**TASK DIRECTIONS**
Copy out each line that has "务求实效" in it.

**RECORDS TO USE**
----------------
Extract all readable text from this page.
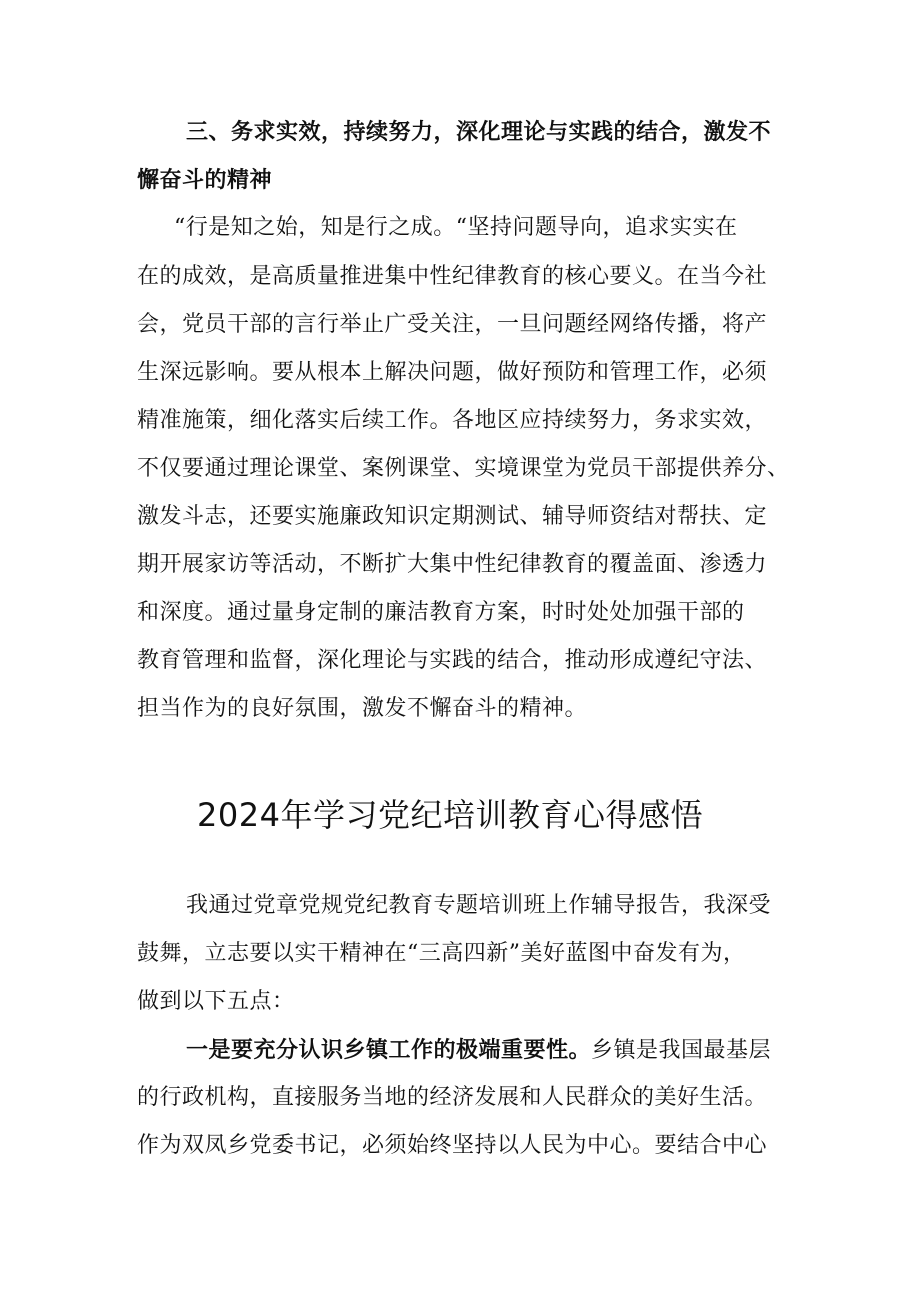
三、务求实效，持续努力，深化理论与实践的结合，激发不
懈奋斗的精神
“行是知之始，知是行之成。“坚持问题导向，追求实实在
在的成效，是高质量推进集中性纪律教育的核心要义。在当今社
会，党员干部的言行举止广受关注，一旦问题经网络传播，将产
生深远影响。要从根本上解决问题，做好预防和管理工作，必须
精准施策，细化落实后续工作。各地区应持续努力，务求实效，
不仅要通过理论课堂、案例课堂、实境课堂为党员干部提供养分、
激发斗志，还要实施廉政知识定期测试、辅导师资结对帮扶、定
期开展家访等活动，不断扩大集中性纪律教育的覆盖面、渗透力
和深度。通过量身定制的廉洁教育方案，时时处处加强干部的
教育管理和监督，深化理论与实践的结合，推动形成遵纪守法、
担当作为的良好氛围，激发不懈奋斗的精神。
2024年学习党纪培训教育心得感悟
我通过党章党规党纪教育专题培训班上作辅导报告，我深受
鼓舞，立志要以实干精神在“三高四新”美好蓝图中奋发有为，
做到以下五点：
一是要充分认识乡镇工作的极端重要性。乡镇是我国最基层
的行政机构，直接服务当地的经济发展和人民群众的美好生活。
作为双凤乡党委书记，必须始终坚持以人民为中心。要结合中心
----------------
**COMPLETED TASK**
三、务求实效，持续努力，深化理论与实践的结合，激发不
精准施策，细化落实后续工作。各地区应持续努力，务求实效，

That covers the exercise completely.